- [STATED GOAL]: Quote the records that follow in full and exactly; leave out the pictures.

>> BEGIN RECORD EXTRACTS

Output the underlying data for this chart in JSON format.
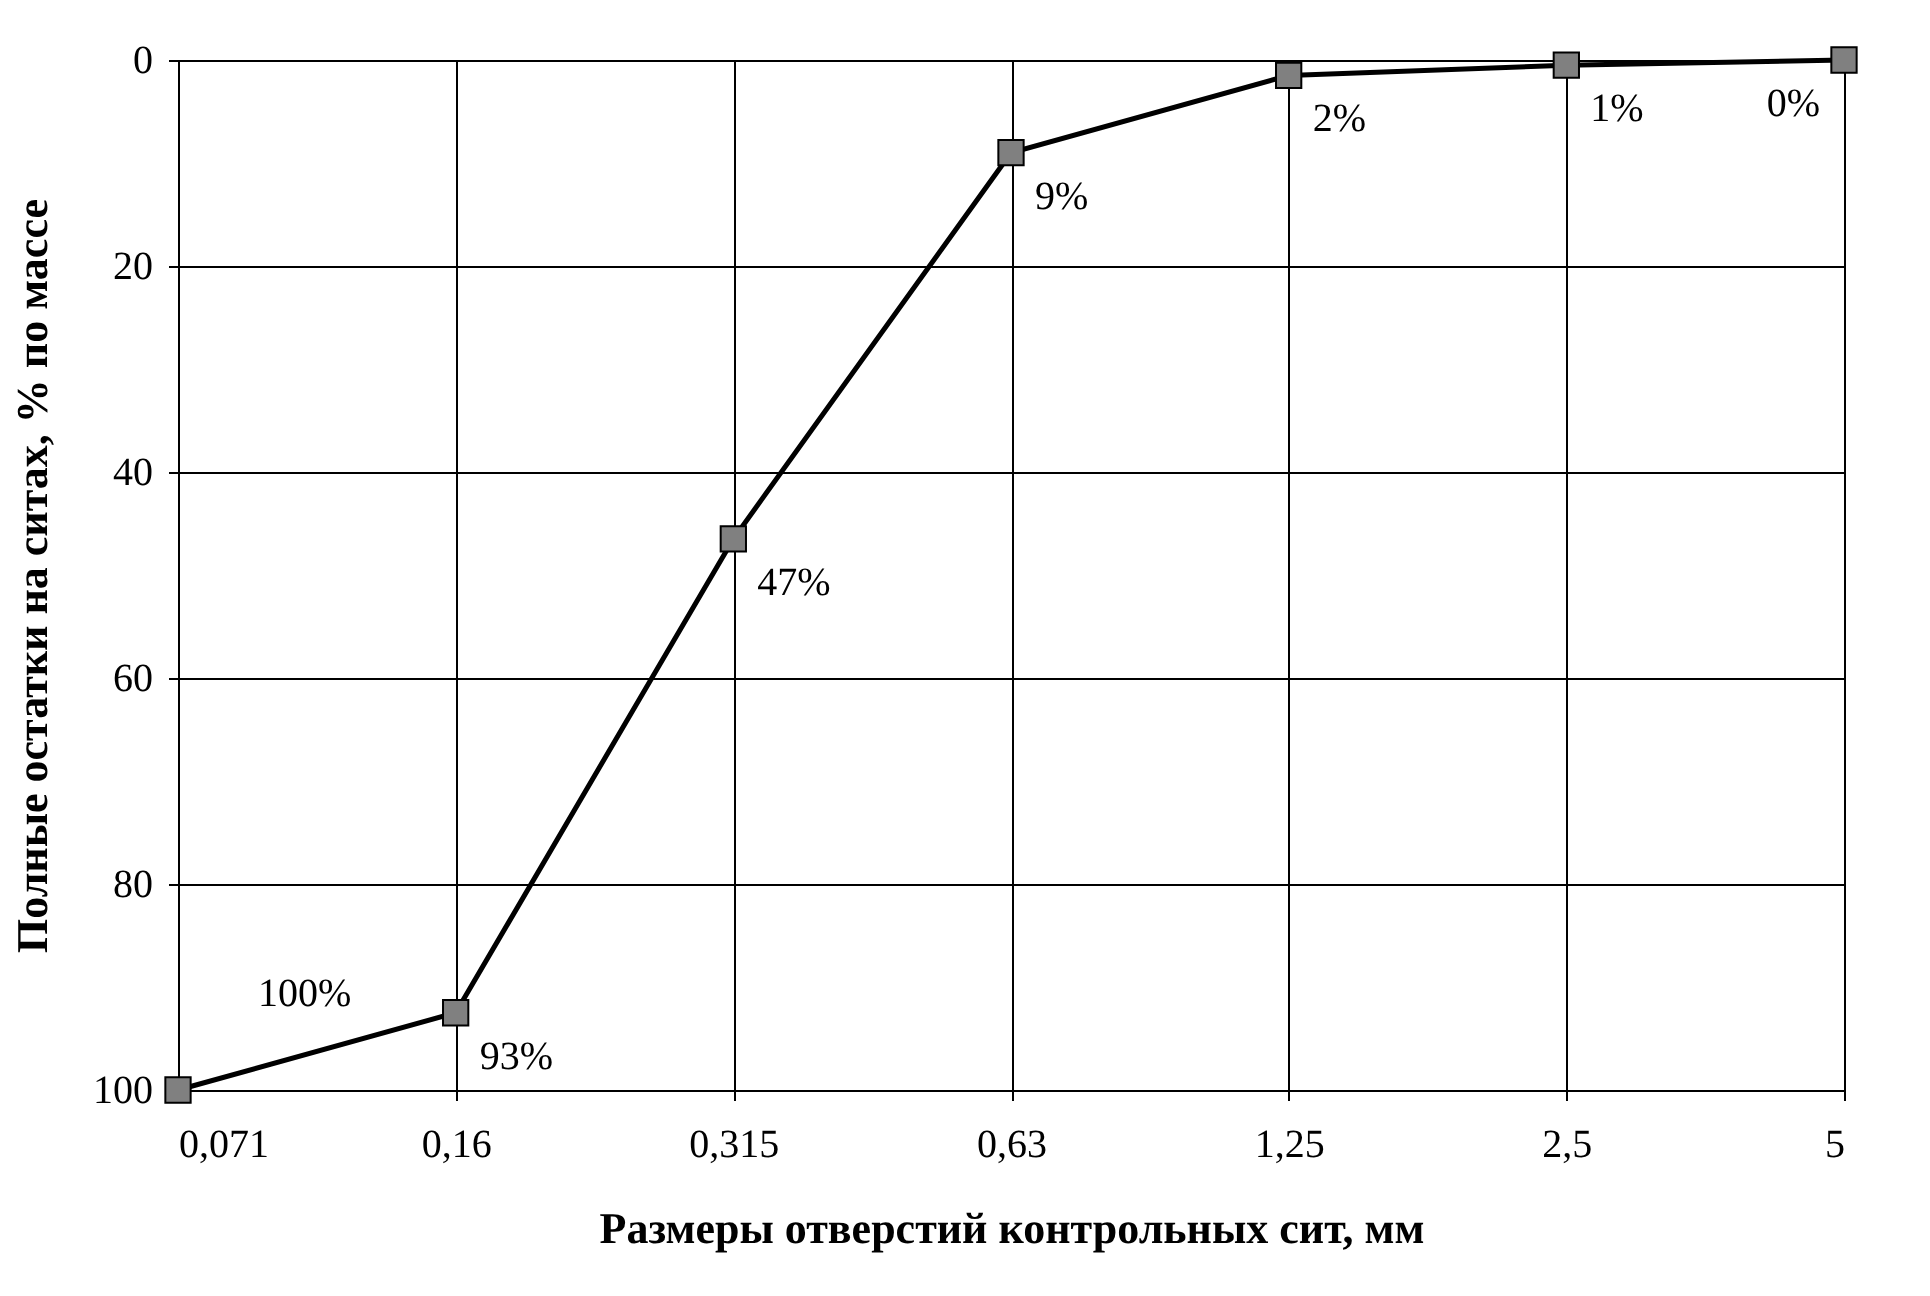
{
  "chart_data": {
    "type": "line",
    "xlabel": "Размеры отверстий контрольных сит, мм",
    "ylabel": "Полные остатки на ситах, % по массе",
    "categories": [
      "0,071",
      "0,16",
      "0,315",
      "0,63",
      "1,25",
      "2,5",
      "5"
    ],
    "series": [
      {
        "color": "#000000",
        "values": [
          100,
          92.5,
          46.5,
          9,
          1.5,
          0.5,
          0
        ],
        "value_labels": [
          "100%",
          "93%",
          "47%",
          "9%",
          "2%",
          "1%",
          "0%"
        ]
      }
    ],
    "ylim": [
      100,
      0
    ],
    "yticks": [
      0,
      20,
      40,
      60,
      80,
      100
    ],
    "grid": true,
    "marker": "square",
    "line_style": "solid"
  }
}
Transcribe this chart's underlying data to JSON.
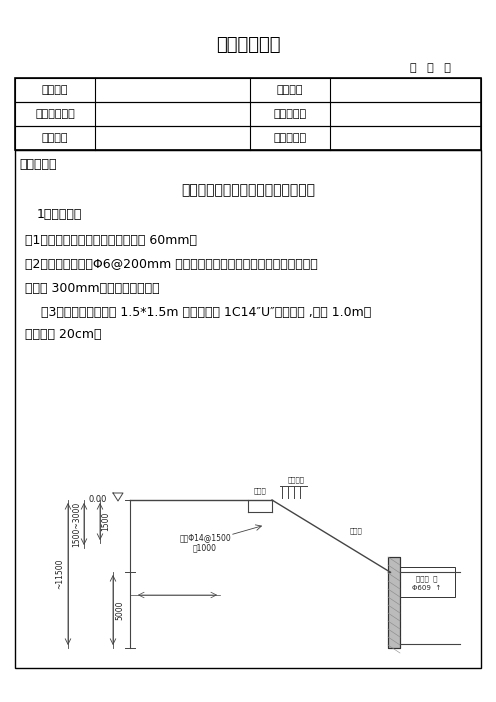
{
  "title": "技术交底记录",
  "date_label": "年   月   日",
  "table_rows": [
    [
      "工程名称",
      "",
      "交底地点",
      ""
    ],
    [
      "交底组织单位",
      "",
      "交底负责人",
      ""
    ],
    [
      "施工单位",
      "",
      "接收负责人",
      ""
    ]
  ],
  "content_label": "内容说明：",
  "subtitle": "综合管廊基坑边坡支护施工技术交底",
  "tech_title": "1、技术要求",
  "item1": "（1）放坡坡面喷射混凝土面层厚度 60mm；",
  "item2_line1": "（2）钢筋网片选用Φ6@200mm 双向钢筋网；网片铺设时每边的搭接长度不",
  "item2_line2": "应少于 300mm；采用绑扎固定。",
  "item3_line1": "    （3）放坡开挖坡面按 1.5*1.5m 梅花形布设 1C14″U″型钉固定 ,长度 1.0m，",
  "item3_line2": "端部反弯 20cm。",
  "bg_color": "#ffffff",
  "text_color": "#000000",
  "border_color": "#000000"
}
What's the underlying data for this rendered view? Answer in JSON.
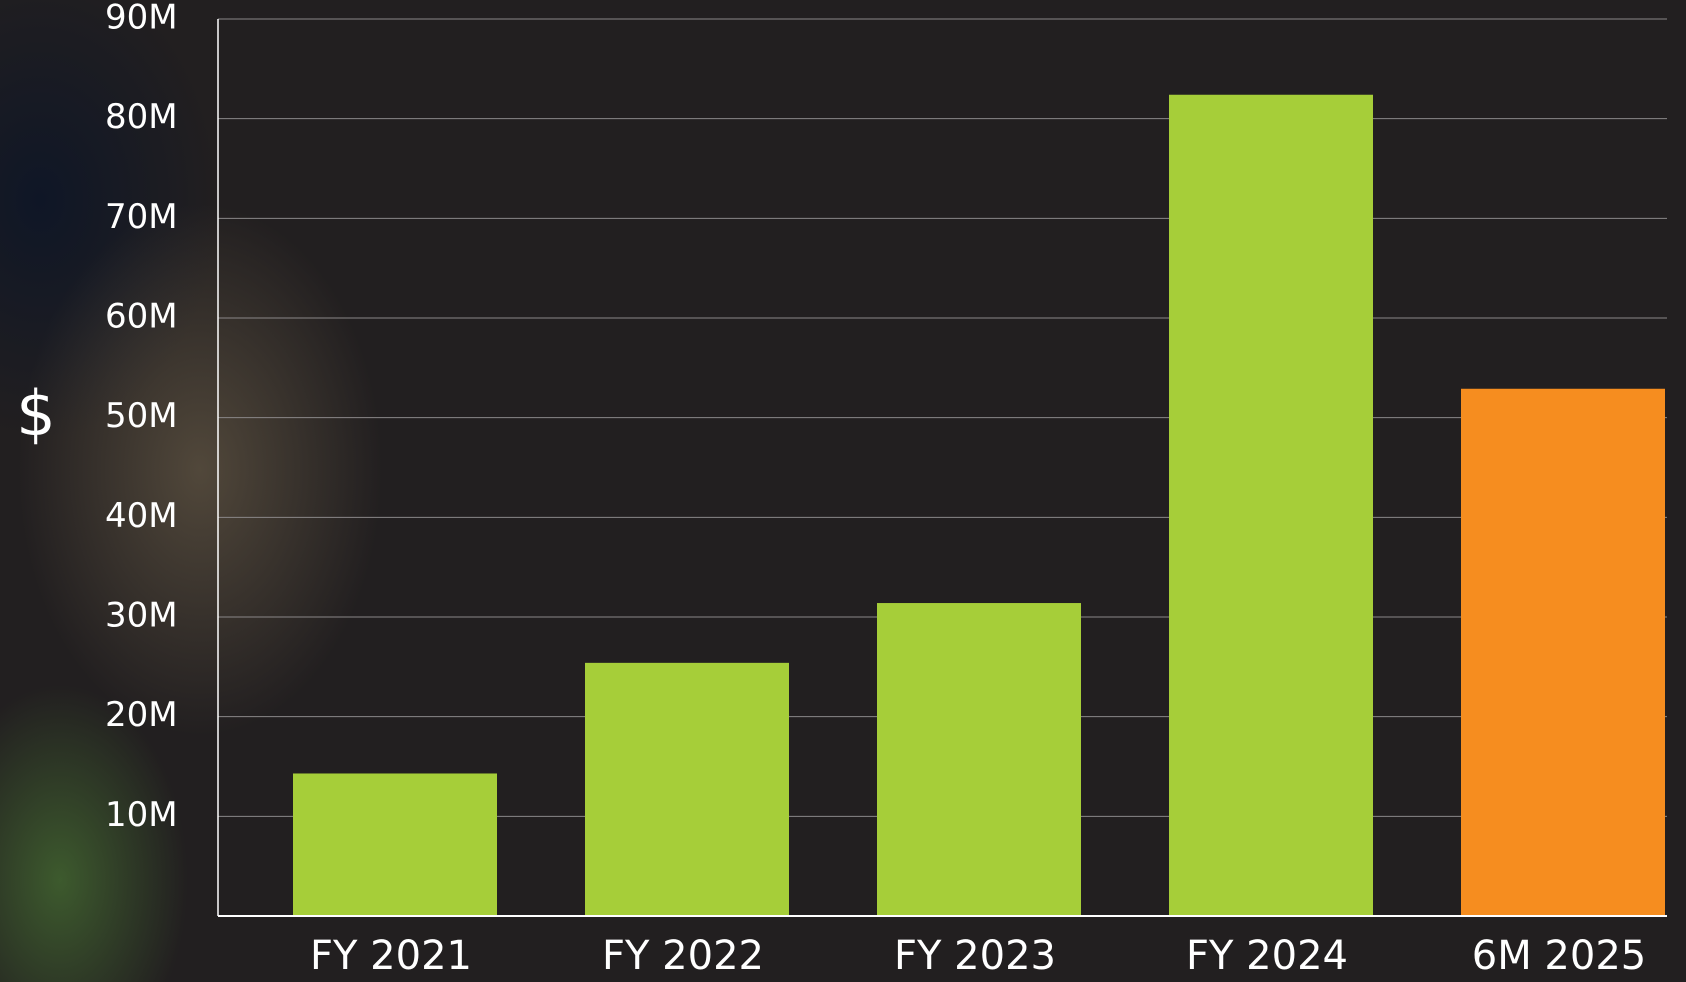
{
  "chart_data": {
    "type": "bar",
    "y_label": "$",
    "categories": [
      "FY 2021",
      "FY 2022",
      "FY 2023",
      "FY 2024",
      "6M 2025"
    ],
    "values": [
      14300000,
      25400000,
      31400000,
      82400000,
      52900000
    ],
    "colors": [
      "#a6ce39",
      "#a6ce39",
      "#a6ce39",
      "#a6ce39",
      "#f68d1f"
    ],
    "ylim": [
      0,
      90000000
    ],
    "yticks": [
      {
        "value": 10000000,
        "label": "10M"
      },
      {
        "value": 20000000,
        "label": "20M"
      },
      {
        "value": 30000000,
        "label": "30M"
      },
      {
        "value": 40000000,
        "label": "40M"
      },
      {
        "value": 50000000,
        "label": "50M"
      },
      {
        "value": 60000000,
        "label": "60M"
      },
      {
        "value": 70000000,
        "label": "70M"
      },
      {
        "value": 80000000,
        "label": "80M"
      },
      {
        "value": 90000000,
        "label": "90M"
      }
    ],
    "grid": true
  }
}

>> END RECORD EXTRACTS

- [RESULT OF THE EXERCISE]:
Output the underlying data for this chart in JSON format.
{
  "chart_data": {
    "type": "line",
    "xlabel": "Размеры отверстий контрольных сит, мм",
    "ylabel": "Полные остатки на ситах, % по массе",
    "categories": [
      "0,071",
      "0,16",
      "0,315",
      "0,63",
      "1,25",
      "2,5",
      "5"
    ],
    "series": [
      {
        "color": "#000000",
        "values": [
          100,
          92.5,
          46.5,
          9,
          1.5,
          0.5,
          0
        ],
        "value_labels": [
          "100%",
          "93%",
          "47%",
          "9%",
          "2%",
          "1%",
          "0%"
        ]
      }
    ],
    "ylim": [
      100,
      0
    ],
    "yticks": [
      0,
      20,
      40,
      60,
      80,
      100
    ],
    "grid": true,
    "marker": "square",
    "line_style": "solid"
  }
}
Transcribe this chart's underlying data to JSON.
{
  "title": "技术交底记录",
  "date_label": "年   月   日",
  "table_rows": [
    [
      "工程名称",
      "",
      "交底地点",
      ""
    ],
    [
      "交底组织单位",
      "",
      "交底负责人",
      ""
    ],
    [
      "施工单位",
      "",
      "接收负责人",
      ""
    ]
  ],
  "content_label": "内容说明：",
  "subtitle": "综合管廊基坑边坡支护施工技术交底",
  "tech_title": "1、技术要求",
  "item1": "（1）放坡坡面喷射混凝土面层厚度 60mm；",
  "item2_line1": "（2）钢筋网片选用Φ6@200mm 双向钢筋网；网片铺设时每边的搭接长度不",
  "item2_line2": "应少于 300mm；采用绑扎固定。",
  "item3_line1": "    （3）放坡开挖坡面按 1.5*1.5m 梅花形布设 1C14″U″型钉固定 ,长度 1.0m，",
  "item3_line2": "端部反弯 20cm。",
  "bg_color": "#ffffff",
  "text_color": "#000000",
  "border_color": "#000000"
}
What's the underlying data for this rendered view? Answer in JSON.
{
  "chart_data": {
    "type": "bar",
    "y_label": "$",
    "categories": [
      "FY 2021",
      "FY 2022",
      "FY 2023",
      "FY 2024",
      "6M 2025"
    ],
    "values": [
      14300000,
      25400000,
      31400000,
      82400000,
      52900000
    ],
    "colors": [
      "#a6ce39",
      "#a6ce39",
      "#a6ce39",
      "#a6ce39",
      "#f68d1f"
    ],
    "ylim": [
      0,
      90000000
    ],
    "yticks": [
      {
        "value": 10000000,
        "label": "10M"
      },
      {
        "value": 20000000,
        "label": "20M"
      },
      {
        "value": 30000000,
        "label": "30M"
      },
      {
        "value": 40000000,
        "label": "40M"
      },
      {
        "value": 50000000,
        "label": "50M"
      },
      {
        "value": 60000000,
        "label": "60M"
      },
      {
        "value": 70000000,
        "label": "70M"
      },
      {
        "value": 80000000,
        "label": "80M"
      },
      {
        "value": 90000000,
        "label": "90M"
      }
    ],
    "grid": true
  }
}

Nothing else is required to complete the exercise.